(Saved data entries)
>> Begin

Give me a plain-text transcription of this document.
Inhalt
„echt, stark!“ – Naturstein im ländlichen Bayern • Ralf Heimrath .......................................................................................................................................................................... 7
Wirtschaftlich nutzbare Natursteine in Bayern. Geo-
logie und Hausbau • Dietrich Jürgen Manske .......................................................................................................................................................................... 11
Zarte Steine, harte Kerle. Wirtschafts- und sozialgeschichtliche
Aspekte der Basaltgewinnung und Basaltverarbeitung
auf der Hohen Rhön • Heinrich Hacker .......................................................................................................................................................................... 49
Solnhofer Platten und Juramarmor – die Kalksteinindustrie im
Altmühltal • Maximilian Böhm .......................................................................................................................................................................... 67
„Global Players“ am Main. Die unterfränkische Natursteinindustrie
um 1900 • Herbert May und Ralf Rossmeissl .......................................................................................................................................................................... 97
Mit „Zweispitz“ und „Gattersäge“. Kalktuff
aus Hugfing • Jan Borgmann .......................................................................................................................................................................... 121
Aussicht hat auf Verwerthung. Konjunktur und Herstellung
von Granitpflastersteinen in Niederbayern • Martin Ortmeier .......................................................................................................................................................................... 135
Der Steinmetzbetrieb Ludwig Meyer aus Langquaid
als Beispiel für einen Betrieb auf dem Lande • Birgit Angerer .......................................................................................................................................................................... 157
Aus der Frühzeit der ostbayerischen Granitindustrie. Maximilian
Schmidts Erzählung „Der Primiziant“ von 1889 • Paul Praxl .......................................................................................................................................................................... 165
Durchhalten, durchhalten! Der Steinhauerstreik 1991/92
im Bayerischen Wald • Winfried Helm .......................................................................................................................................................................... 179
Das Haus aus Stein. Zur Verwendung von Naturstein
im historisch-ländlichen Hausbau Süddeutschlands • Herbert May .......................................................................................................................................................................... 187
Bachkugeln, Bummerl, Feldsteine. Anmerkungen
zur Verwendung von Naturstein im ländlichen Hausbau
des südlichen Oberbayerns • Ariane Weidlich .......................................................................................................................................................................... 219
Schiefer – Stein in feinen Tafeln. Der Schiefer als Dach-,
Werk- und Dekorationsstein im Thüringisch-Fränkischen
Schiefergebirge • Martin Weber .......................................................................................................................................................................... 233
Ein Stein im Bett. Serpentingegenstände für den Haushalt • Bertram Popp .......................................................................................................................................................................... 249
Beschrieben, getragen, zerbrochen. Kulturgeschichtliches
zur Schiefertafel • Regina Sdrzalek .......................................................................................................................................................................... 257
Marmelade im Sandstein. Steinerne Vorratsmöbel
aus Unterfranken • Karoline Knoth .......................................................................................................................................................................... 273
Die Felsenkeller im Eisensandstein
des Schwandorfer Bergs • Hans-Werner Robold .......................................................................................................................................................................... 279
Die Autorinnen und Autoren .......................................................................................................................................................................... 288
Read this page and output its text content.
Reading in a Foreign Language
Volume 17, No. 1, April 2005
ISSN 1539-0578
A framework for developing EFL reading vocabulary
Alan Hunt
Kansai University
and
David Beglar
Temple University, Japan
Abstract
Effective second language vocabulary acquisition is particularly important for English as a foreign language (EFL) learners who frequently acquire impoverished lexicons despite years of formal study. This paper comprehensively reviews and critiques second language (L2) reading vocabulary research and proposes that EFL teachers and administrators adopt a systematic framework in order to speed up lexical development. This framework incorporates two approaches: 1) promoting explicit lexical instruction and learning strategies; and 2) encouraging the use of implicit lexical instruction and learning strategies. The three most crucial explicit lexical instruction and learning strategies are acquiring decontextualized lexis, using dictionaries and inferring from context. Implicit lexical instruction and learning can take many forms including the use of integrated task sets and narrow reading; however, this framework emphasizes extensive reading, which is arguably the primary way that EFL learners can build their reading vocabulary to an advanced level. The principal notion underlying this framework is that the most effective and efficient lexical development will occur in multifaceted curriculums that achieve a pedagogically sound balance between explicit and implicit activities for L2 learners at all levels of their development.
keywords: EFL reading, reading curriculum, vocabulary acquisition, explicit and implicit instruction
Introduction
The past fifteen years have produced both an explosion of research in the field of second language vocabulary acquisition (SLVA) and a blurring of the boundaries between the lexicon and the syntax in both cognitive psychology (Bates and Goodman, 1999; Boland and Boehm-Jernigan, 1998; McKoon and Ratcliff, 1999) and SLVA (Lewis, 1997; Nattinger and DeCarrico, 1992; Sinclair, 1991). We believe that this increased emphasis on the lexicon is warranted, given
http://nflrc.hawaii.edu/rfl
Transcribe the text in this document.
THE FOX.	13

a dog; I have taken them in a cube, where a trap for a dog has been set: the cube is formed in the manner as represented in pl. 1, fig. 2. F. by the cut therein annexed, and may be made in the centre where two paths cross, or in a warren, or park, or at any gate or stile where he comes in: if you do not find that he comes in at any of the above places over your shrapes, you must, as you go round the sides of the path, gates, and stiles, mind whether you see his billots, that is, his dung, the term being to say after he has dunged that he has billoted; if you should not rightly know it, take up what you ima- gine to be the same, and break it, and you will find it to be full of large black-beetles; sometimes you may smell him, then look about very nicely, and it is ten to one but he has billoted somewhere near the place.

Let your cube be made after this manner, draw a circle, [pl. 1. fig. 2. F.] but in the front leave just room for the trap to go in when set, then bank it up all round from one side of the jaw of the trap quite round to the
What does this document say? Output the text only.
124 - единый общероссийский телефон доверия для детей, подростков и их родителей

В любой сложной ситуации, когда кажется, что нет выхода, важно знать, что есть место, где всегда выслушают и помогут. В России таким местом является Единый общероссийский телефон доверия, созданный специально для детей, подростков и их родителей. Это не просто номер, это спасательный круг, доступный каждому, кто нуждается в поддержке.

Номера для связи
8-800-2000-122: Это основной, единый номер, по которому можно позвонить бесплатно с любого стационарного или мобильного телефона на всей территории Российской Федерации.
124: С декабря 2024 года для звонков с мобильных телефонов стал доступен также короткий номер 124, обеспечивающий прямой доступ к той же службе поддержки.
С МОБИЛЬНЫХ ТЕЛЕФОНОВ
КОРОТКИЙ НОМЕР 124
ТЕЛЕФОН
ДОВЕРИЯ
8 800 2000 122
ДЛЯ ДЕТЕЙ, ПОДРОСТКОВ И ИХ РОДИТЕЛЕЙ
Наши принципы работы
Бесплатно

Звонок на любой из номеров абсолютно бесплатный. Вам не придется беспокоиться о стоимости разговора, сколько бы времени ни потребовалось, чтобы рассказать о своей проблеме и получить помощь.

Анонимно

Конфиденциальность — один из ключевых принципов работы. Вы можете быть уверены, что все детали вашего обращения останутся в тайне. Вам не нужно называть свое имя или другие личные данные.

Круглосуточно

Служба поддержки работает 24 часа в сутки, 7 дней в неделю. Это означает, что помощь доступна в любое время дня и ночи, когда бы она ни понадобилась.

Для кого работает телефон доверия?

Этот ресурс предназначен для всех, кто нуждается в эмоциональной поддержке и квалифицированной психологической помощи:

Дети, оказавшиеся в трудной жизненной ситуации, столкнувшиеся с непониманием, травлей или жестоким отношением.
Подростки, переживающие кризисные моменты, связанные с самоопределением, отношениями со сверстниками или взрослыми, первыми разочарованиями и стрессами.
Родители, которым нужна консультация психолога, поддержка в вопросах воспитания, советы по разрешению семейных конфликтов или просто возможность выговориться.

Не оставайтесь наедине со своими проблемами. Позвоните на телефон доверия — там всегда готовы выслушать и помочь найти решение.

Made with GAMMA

>> End

WHAT YOU SHOULD DO:
Within the listing above, work out how many lines contain the string "Verwendung", and reply with that number only.

SOLUTION:
2